→ TASK PROMPT: Pick out all lines of the entries that include the word "title" and copy them.

>> Begin EXTRACTED RECORDS

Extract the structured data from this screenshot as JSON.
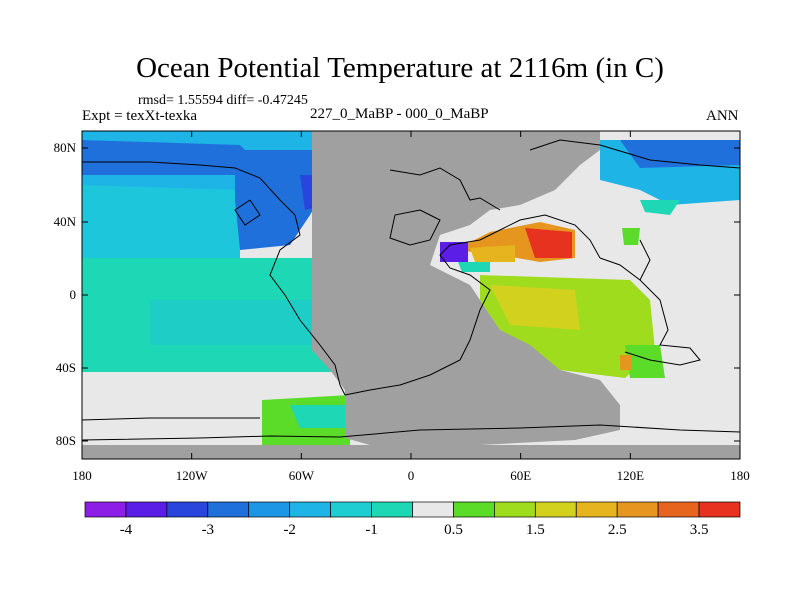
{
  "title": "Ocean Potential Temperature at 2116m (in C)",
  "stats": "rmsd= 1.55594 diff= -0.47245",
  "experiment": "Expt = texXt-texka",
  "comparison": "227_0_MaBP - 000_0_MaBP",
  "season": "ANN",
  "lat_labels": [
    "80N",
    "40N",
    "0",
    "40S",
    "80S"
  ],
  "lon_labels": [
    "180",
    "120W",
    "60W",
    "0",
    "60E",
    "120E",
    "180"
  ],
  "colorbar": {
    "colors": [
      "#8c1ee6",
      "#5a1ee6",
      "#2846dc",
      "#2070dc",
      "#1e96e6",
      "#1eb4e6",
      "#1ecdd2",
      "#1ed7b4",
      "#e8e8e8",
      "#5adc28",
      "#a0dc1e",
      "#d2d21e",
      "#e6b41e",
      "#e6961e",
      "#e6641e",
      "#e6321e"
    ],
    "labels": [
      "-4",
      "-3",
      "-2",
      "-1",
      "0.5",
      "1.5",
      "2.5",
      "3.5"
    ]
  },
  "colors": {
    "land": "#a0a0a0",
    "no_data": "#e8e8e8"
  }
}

>> End EXTRACTED RECORDS
>> Begin EXTRACTED RECORDS

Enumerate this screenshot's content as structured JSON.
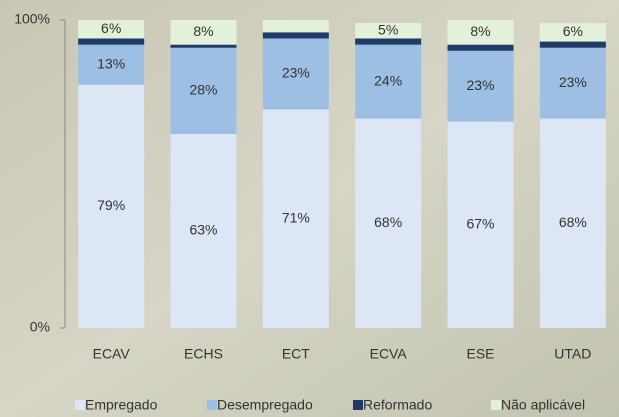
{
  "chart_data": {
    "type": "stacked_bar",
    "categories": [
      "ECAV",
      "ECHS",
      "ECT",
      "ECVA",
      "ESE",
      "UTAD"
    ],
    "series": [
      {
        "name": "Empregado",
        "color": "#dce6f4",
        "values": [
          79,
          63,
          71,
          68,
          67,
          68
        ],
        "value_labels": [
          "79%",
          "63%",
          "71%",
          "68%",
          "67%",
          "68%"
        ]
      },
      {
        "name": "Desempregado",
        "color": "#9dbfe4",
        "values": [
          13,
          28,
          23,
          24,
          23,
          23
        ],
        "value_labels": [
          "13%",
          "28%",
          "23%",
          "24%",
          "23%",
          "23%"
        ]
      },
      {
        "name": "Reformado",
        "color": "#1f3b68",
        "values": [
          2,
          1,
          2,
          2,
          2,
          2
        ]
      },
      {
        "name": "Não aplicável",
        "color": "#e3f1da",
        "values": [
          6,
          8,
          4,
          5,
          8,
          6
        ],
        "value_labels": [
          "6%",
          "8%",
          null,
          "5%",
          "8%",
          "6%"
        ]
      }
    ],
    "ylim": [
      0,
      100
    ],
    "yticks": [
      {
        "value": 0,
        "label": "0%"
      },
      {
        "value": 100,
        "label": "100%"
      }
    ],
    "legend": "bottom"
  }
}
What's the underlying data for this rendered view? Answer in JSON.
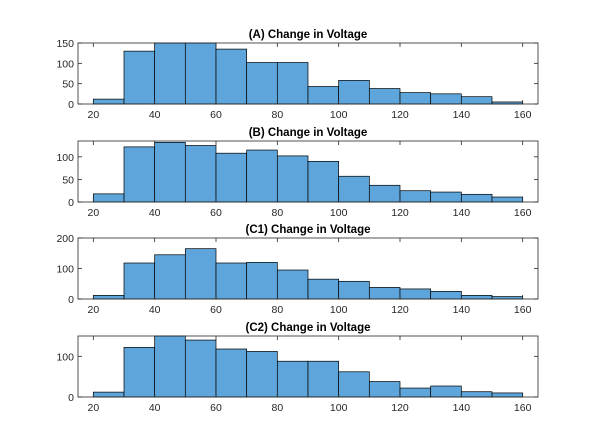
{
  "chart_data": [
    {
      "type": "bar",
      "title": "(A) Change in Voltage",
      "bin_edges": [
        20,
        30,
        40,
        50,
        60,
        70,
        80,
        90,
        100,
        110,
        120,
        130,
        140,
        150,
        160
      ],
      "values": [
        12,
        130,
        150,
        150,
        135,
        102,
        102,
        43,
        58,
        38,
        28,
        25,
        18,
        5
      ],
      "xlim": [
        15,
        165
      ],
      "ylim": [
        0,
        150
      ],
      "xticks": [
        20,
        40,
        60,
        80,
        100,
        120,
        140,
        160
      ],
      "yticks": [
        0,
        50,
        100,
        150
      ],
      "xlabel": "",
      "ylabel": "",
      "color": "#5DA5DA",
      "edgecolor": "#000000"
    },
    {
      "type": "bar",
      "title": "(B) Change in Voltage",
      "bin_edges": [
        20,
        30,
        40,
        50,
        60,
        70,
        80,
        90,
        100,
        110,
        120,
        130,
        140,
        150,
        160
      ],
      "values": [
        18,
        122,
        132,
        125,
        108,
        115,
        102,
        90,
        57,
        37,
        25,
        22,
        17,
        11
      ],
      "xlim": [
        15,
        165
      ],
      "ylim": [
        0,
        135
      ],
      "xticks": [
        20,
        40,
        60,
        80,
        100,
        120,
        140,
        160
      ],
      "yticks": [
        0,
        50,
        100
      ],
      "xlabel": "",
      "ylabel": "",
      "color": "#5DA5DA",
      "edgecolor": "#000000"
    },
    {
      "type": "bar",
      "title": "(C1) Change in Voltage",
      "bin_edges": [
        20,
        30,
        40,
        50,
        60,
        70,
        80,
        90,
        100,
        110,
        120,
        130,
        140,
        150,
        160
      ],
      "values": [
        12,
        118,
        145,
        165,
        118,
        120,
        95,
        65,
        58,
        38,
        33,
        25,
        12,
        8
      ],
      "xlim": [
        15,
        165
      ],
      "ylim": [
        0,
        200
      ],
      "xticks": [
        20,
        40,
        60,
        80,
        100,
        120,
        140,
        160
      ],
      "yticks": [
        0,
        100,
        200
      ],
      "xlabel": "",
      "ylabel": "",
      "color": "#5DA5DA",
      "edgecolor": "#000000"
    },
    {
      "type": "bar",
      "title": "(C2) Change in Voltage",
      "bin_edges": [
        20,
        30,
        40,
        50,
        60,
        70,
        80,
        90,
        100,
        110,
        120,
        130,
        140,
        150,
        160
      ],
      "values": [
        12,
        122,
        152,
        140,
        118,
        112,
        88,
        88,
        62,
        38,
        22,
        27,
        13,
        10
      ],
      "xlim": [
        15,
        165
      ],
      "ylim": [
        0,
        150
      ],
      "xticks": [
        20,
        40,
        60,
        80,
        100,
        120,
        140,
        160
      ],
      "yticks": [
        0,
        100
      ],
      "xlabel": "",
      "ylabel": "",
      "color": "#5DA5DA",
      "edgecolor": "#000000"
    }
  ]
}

>> End EXTRACTED RECORDS

→ RESPONSE TO THIS EXERCISE:
  "title": "Ocean Potential Temperature at 2116m (in C)",
      "title": "(A) Change in Voltage",
      "title": "(B) Change in Voltage",
      "title": "(C1) Change in Voltage",
      "title": "(C2) Change in Voltage",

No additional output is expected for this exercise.